* **What is being asked**
Scan the lines and state how many carry "offset". Leave out everything but the number.

* **Rows**
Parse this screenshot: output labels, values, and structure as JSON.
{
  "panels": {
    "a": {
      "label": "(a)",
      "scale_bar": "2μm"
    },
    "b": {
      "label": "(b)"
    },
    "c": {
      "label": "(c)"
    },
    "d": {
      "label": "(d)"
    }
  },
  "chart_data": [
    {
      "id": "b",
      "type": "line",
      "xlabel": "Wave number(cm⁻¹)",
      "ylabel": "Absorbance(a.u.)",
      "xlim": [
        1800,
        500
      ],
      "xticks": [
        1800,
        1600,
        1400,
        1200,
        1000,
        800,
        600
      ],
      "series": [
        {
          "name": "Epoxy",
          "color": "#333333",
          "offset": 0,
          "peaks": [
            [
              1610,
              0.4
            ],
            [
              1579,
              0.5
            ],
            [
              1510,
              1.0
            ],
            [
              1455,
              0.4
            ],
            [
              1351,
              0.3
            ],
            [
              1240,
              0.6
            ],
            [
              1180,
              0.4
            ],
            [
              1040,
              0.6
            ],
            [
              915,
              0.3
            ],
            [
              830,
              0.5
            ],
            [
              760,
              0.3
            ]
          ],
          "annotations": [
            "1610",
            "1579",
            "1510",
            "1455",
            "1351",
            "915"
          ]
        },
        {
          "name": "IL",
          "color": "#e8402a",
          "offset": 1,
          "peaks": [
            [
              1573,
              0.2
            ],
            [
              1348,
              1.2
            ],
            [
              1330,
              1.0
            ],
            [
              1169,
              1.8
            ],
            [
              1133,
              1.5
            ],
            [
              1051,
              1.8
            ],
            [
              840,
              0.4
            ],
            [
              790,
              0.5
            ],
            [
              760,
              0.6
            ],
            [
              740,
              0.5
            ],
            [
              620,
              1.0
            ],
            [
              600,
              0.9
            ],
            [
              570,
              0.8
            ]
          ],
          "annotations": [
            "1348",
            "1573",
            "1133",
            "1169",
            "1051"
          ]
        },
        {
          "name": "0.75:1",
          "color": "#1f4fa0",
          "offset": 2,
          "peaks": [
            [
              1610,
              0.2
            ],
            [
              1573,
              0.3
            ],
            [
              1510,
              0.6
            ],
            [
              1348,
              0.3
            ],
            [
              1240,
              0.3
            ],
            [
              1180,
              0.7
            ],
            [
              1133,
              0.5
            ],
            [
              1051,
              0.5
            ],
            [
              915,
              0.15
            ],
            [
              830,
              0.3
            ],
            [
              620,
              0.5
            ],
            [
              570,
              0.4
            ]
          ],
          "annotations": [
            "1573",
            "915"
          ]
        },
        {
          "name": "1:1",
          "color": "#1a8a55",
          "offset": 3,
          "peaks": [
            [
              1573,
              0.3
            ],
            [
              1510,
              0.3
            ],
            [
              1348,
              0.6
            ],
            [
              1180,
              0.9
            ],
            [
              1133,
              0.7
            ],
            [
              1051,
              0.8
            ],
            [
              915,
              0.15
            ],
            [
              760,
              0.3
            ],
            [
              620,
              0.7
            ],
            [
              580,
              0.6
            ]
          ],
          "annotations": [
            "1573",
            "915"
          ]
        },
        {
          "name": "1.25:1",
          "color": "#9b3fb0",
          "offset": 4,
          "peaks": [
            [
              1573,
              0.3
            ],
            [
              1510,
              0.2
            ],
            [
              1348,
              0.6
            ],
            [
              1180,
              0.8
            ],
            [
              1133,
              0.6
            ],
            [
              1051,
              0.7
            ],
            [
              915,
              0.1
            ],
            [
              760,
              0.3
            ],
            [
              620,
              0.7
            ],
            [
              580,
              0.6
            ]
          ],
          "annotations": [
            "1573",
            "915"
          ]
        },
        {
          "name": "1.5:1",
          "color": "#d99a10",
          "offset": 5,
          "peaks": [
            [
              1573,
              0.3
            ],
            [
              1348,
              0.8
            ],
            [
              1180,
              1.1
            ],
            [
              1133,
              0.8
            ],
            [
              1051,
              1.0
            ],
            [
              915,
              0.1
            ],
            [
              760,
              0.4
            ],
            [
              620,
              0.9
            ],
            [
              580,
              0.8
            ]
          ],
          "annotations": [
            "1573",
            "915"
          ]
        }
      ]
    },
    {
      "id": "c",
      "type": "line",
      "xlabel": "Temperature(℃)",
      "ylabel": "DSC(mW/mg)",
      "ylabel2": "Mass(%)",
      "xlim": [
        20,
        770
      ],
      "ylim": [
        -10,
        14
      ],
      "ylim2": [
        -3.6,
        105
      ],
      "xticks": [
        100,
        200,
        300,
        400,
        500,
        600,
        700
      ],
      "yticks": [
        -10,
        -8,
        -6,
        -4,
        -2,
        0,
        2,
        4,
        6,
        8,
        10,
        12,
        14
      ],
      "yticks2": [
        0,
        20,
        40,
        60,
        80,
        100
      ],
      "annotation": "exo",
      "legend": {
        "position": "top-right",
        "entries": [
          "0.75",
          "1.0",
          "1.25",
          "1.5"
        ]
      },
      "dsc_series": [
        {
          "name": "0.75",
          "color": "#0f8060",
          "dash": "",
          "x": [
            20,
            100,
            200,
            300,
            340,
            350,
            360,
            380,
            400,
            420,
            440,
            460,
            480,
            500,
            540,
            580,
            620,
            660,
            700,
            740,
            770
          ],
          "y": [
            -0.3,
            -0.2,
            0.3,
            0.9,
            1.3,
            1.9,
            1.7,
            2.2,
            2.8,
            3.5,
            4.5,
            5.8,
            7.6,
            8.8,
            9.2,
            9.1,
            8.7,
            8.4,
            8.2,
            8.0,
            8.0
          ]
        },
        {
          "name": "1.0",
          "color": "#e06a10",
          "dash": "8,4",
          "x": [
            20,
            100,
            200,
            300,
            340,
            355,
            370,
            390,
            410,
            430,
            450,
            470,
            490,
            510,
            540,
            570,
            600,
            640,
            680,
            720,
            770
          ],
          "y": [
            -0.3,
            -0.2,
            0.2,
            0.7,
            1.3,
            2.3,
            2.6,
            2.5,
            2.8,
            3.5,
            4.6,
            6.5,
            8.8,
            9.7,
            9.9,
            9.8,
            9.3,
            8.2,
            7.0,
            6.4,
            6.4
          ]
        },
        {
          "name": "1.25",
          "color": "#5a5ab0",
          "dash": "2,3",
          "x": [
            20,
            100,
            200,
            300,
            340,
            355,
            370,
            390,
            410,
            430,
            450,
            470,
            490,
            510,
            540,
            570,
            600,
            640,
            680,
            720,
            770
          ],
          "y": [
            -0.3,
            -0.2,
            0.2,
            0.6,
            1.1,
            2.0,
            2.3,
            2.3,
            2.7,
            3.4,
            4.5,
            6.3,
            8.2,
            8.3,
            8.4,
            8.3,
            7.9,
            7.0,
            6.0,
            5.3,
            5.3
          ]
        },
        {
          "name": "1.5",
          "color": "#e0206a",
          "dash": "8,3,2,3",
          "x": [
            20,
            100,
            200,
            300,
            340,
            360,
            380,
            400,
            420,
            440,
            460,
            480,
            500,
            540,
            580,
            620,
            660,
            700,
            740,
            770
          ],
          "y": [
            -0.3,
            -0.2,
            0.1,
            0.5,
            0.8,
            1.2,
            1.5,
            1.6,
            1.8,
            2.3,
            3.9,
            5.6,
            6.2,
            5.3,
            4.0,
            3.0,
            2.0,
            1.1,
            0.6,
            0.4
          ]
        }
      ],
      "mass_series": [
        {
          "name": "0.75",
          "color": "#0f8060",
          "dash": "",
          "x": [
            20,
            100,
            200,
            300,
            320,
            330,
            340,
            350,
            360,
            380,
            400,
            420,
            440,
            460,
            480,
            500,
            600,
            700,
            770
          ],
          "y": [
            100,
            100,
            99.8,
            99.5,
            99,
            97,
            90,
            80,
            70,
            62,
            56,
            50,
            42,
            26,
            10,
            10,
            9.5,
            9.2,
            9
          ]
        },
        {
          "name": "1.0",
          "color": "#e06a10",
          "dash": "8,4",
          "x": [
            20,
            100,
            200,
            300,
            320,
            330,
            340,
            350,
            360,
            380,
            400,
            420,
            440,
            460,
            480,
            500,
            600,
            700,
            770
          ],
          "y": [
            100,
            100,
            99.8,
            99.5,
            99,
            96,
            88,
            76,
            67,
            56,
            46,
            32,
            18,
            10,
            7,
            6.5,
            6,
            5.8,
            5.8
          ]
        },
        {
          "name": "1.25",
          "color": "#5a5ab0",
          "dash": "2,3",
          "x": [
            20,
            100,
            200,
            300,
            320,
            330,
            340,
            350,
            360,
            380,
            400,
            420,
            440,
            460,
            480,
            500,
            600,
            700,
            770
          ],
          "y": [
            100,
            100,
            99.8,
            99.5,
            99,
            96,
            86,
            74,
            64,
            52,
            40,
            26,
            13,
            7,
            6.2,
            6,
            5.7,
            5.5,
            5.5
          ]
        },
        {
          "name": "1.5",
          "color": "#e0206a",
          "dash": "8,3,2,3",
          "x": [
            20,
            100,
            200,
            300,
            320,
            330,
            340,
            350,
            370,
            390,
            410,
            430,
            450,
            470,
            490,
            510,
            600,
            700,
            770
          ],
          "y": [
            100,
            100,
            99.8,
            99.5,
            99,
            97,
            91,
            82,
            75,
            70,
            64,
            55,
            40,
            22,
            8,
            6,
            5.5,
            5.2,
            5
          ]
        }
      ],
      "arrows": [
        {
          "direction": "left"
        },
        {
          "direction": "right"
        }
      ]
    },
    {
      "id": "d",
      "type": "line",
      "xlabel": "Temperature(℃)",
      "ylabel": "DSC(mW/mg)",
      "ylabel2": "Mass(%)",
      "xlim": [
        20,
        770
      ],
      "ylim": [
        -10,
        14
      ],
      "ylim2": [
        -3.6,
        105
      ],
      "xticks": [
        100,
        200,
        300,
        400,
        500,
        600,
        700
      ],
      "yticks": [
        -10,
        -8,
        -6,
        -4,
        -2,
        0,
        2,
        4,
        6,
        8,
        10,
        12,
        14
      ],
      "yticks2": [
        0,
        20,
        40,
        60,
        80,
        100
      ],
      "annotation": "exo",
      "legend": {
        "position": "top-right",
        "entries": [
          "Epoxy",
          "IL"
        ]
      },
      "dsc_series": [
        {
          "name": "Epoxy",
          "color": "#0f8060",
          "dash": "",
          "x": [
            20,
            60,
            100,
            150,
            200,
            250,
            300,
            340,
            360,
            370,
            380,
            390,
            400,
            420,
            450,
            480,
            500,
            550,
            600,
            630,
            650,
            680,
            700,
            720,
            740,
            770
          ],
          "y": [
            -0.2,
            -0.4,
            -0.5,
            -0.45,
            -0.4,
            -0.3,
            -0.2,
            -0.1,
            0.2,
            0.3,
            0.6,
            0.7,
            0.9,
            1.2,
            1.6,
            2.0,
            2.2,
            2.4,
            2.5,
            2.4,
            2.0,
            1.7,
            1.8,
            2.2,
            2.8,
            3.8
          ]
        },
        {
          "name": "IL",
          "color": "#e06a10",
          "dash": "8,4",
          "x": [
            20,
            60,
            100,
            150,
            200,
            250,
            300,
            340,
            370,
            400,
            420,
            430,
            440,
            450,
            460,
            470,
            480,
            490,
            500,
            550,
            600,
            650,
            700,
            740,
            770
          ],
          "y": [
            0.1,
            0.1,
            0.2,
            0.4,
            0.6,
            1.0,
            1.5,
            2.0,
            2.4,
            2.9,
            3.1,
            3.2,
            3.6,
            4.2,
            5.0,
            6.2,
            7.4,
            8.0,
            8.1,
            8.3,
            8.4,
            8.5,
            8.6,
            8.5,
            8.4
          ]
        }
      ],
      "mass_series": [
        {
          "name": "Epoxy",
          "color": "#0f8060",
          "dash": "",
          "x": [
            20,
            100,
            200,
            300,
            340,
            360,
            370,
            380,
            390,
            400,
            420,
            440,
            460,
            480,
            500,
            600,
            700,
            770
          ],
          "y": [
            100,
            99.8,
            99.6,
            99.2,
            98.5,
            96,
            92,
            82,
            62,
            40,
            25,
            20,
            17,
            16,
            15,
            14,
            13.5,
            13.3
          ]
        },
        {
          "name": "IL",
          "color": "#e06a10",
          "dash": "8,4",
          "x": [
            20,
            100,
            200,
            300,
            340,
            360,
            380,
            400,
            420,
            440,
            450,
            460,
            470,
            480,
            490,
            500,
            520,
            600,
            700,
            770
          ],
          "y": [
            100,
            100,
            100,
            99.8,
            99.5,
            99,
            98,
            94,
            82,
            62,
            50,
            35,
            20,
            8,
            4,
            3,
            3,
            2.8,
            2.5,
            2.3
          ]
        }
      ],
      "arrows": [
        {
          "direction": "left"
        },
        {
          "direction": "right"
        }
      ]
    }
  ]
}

* **Answer to this exercise**
6